**Directions for this task:**
Would you retype all of these records exactly?

▬▬▬

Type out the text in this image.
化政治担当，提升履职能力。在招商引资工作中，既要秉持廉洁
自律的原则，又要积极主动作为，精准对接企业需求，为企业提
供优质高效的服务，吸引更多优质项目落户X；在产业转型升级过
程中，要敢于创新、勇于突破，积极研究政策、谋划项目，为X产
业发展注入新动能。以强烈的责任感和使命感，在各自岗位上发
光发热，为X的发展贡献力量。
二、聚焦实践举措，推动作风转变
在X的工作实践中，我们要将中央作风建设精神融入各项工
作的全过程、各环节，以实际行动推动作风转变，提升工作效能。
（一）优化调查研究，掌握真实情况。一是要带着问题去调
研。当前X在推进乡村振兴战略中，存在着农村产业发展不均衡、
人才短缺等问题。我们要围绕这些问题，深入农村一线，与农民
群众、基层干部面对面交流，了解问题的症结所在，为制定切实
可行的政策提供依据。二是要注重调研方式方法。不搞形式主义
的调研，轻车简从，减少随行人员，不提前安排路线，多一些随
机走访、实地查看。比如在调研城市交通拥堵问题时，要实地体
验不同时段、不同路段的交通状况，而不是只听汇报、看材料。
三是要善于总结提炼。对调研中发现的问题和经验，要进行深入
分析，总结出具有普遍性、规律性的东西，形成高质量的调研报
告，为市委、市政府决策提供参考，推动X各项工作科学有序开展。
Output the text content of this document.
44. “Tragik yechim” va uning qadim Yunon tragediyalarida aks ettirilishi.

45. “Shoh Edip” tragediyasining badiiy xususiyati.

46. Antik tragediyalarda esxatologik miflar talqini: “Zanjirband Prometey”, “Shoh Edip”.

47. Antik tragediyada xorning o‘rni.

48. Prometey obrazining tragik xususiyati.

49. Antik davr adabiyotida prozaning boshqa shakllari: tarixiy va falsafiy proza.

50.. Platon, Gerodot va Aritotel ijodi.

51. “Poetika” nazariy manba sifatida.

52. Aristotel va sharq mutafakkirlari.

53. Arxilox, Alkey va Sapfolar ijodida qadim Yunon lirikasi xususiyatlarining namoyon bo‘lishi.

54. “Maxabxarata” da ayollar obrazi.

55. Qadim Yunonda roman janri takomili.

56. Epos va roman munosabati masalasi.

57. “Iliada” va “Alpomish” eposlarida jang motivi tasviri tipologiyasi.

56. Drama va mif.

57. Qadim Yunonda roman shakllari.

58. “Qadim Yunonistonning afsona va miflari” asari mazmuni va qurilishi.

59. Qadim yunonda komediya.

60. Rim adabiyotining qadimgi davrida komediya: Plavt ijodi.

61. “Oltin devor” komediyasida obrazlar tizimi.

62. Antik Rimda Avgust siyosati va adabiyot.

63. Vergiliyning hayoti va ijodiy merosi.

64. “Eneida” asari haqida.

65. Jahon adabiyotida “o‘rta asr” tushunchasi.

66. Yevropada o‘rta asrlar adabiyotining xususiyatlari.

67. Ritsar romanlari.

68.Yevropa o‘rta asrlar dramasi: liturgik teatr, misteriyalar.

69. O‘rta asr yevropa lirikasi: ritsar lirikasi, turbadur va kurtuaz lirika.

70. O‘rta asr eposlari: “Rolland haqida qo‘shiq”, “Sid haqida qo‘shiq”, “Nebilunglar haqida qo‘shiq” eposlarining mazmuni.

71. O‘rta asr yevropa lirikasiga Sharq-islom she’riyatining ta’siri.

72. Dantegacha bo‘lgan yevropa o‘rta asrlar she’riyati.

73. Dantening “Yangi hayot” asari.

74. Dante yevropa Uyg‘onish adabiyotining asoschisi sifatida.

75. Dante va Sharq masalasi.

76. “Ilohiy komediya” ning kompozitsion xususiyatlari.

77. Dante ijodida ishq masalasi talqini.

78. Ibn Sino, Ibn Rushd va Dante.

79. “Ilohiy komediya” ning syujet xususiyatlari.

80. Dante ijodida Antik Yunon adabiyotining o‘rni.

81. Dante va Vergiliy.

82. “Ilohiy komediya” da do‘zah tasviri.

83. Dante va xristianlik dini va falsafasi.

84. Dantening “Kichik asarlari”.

▬▬▬

**Correct answer:**
Type out the text in this image.
化政治担当，提升履职能力。在招商引资工作中，既要秉持廉洁
自律的原则，又要积极主动作为，精准对接企业需求，为企业提
供优质高效的服务，吸引更多优质项目落户X；在产业转型升级过
程中，要敢于创新、勇于突破，积极研究政策、谋划项目，为X产
业发展注入新动能。以强烈的责任感和使命感，在各自岗位上发
光发热，为X的发展贡献力量。
二、聚焦实践举措，推动作风转变
在X的工作实践中，我们要将中央作风建设精神融入各项工
作的全过程、各环节，以实际行动推动作风转变，提升工作效能。
（一）优化调查研究，掌握真实情况。一是要带着问题去调
研。当前X在推进乡村振兴战略中，存在着农村产业发展不均衡、
人才短缺等问题。我们要围绕这些问题，深入农村一线，与农民
群众、基层干部面对面交流，了解问题的症结所在，为制定切实
可行的政策提供依据。二是要注重调研方式方法。不搞形式主义
的调研，轻车简从，减少随行人员，不提前安排路线，多一些随
机走访、实地查看。比如在调研城市交通拥堵问题时，要实地体
验不同时段、不同路段的交通状况，而不是只听汇报、看材料。
三是要善于总结提炼。对调研中发现的问题和经验，要进行深入
分析，总结出具有普遍性、规律性的东西，形成高质量的调研报
告，为市委、市政府决策提供参考，推动X各项工作科学有序开展。
Output the text content of this document.
44. “Tragik yechim” va uning qadim Yunon tragediyalarida aks ettirilishi.

45. “Shoh Edip” tragediyasining badiiy xususiyati.

46. Antik tragediyalarda esxatologik miflar talqini: “Zanjirband Prometey”, “Shoh Edip”.

47. Antik tragediyada xorning o‘rni.

48. Prometey obrazining tragik xususiyati.

49. Antik davr adabiyotida prozaning boshqa shakllari: tarixiy va falsafiy proza.

50.. Platon, Gerodot va Aritotel ijodi.

51. “Poetika” nazariy manba sifatida.

52. Aristotel va sharq mutafakkirlari.

53. Arxilox, Alkey va Sapfolar ijodida qadim Yunon lirikasi xususiyatlarining namoyon bo‘lishi.

54. “Maxabxarata” da ayollar obrazi.

55. Qadim Yunonda roman janri takomili.

56. Epos va roman munosabati masalasi.

57. “Iliada” va “Alpomish” eposlarida jang motivi tasviri tipologiyasi.

56. Drama va mif.

57. Qadim Yunonda roman shakllari.

58. “Qadim Yunonistonning afsona va miflari” asari mazmuni va qurilishi.

59. Qadim yunonda komediya.

60. Rim adabiyotining qadimgi davrida komediya: Plavt ijodi.

61. “Oltin devor” komediyasida obrazlar tizimi.

62. Antik Rimda Avgust siyosati va adabiyot.

63. Vergiliyning hayoti va ijodiy merosi.

64. “Eneida” asari haqida.

65. Jahon adabiyotida “o‘rta asr” tushunchasi.

66. Yevropada o‘rta asrlar adabiyotining xususiyatlari.

67. Ritsar romanlari.

68.Yevropa o‘rta asrlar dramasi: liturgik teatr, misteriyalar.

69. O‘rta asr yevropa lirikasi: ritsar lirikasi, turbadur va kurtuaz lirika.

70. O‘rta asr eposlari: “Rolland haqida qo‘shiq”, “Sid haqida qo‘shiq”, “Nebilunglar haqida qo‘shiq” eposlarining mazmuni.

71. O‘rta asr yevropa lirikasiga Sharq-islom she’riyatining ta’siri.

72. Dantegacha bo‘lgan yevropa o‘rta asrlar she’riyati.

73. Dantening “Yangi hayot” asari.

74. Dante yevropa Uyg‘onish adabiyotining asoschisi sifatida.

75. Dante va Sharq masalasi.

76. “Ilohiy komediya” ning kompozitsion xususiyatlari.

77. Dante ijodida ishq masalasi talqini.

78. Ibn Sino, Ibn Rushd va Dante.

79. “Ilohiy komediya” ning syujet xususiyatlari.

80. Dante ijodida Antik Yunon adabiyotining o‘rni.

81. Dante va Vergiliy.

82. “Ilohiy komediya” da do‘zah tasviri.

83. Dante va xristianlik dini va falsafasi.

84. Dantening “Kichik asarlari”.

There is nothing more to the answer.